Work required - Return the listing below unchanged, minus its pictures.

Collected data entries -
☆ ☆ ☆ ☆ ☆
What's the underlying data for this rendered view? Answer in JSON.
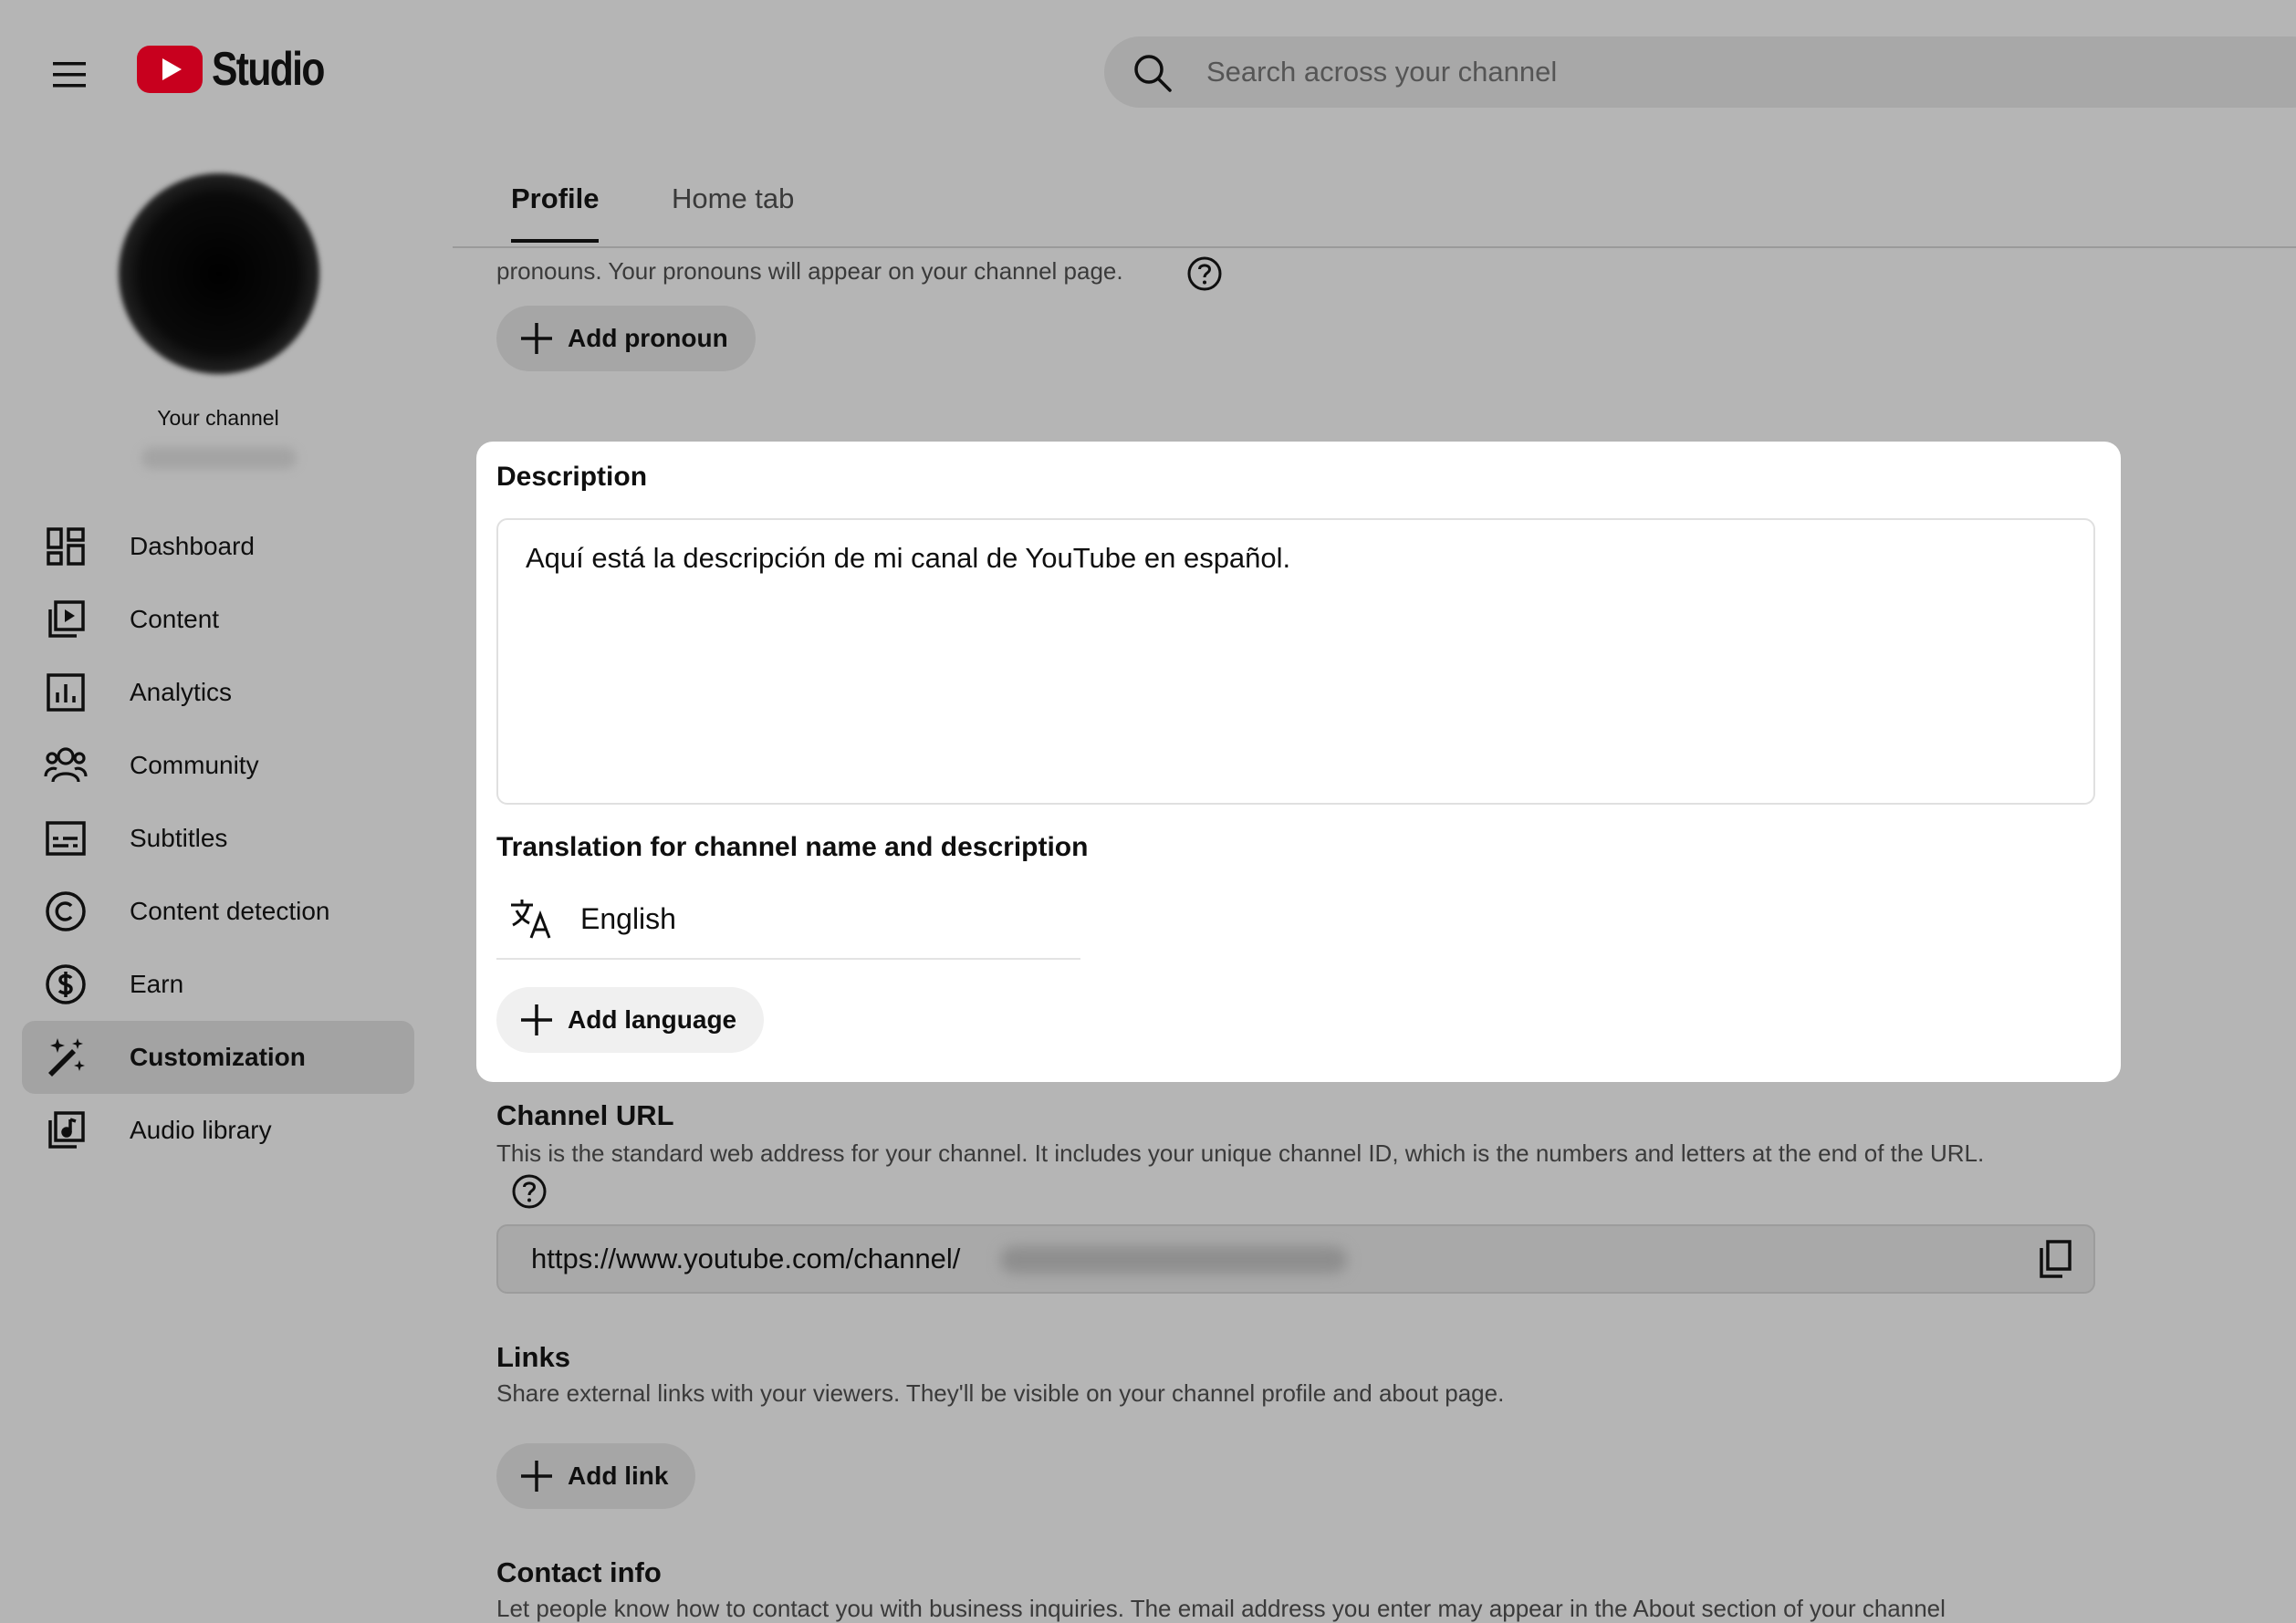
{
  "header": {
    "logo_text": "Studio",
    "search_placeholder": "Search across your channel"
  },
  "sidebar": {
    "channel_label": "Your channel",
    "items": [
      {
        "label": "Dashboard",
        "icon": "dashboard-icon"
      },
      {
        "label": "Content",
        "icon": "content-icon"
      },
      {
        "label": "Analytics",
        "icon": "analytics-icon"
      },
      {
        "label": "Community",
        "icon": "community-icon"
      },
      {
        "label": "Subtitles",
        "icon": "subtitles-icon"
      },
      {
        "label": "Content detection",
        "icon": "copyright-icon"
      },
      {
        "label": "Earn",
        "icon": "dollar-icon"
      },
      {
        "label": "Customization",
        "icon": "magic-wand-icon",
        "active": true
      },
      {
        "label": "Audio library",
        "icon": "audio-library-icon"
      }
    ]
  },
  "tabs": [
    {
      "label": "Profile",
      "active": true
    },
    {
      "label": "Home tab",
      "active": false
    }
  ],
  "pronouns": {
    "text_partial": "pronouns. Your pronouns will appear on your channel page.",
    "add_label": "Add pronoun"
  },
  "description": {
    "title": "Description",
    "value": "Aquí está la descripción de mi canal de YouTube en español.",
    "translation_title": "Translation for channel name and description",
    "translation_language": "English",
    "add_language_label": "Add language"
  },
  "channel_url": {
    "title": "Channel URL",
    "description": "This is the standard web address for your channel. It includes your unique channel ID, which is the numbers and letters at the end of the URL.",
    "url_prefix": "https://www.youtube.com/channel/"
  },
  "links": {
    "title": "Links",
    "description": "Share external links with your viewers. They'll be visible on your channel profile and about page.",
    "add_label": "Add link"
  },
  "contact": {
    "title": "Contact info",
    "description_partial": "Let people know how to contact you with business inquiries. The email address you enter may appear in the About section of your channel"
  },
  "colors": {
    "brand_red": "#ff0000",
    "card_bg": "#ffffff",
    "dim_overlay": "#b5b5b5"
  }
}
☆ ☆ ☆ ☆ ☆
Answer to this problem -
What's the underlying data for this rendered view? Answer in JSON.
{
  "header": {
    "logo_text": "Studio",
    "search_placeholder": "Search across your channel"
  },
  "sidebar": {
    "channel_label": "Your channel",
    "items": [
      {
        "label": "Dashboard",
        "icon": "dashboard-icon"
      },
      {
        "label": "Content",
        "icon": "content-icon"
      },
      {
        "label": "Analytics",
        "icon": "analytics-icon"
      },
      {
        "label": "Community",
        "icon": "community-icon"
      },
      {
        "label": "Subtitles",
        "icon": "subtitles-icon"
      },
      {
        "label": "Content detection",
        "icon": "copyright-icon"
      },
      {
        "label": "Earn",
        "icon": "dollar-icon"
      },
      {
        "label": "Customization",
        "icon": "magic-wand-icon",
        "active": true
      },
      {
        "label": "Audio library",
        "icon": "audio-library-icon"
      }
    ]
  },
  "tabs": [
    {
      "label": "Profile",
      "active": true
    },
    {
      "label": "Home tab",
      "active": false
    }
  ],
  "pronouns": {
    "text_partial": "pronouns. Your pronouns will appear on your channel page.",
    "add_label": "Add pronoun"
  },
  "description": {
    "title": "Description",
    "value": "Aquí está la descripción de mi canal de YouTube en español.",
    "translation_title": "Translation for channel name and description",
    "translation_language": "English",
    "add_language_label": "Add language"
  },
  "channel_url": {
    "title": "Channel URL",
    "description": "This is the standard web address for your channel. It includes your unique channel ID, which is the numbers and letters at the end of the URL.",
    "url_prefix": "https://www.youtube.com/channel/"
  },
  "links": {
    "title": "Links",
    "description": "Share external links with your viewers. They'll be visible on your channel profile and about page.",
    "add_label": "Add link"
  },
  "contact": {
    "title": "Contact info",
    "description_partial": "Let people know how to contact you with business inquiries. The email address you enter may appear in the About section of your channel"
  },
  "colors": {
    "brand_red": "#ff0000",
    "card_bg": "#ffffff",
    "dim_overlay": "#b5b5b5"
  }
}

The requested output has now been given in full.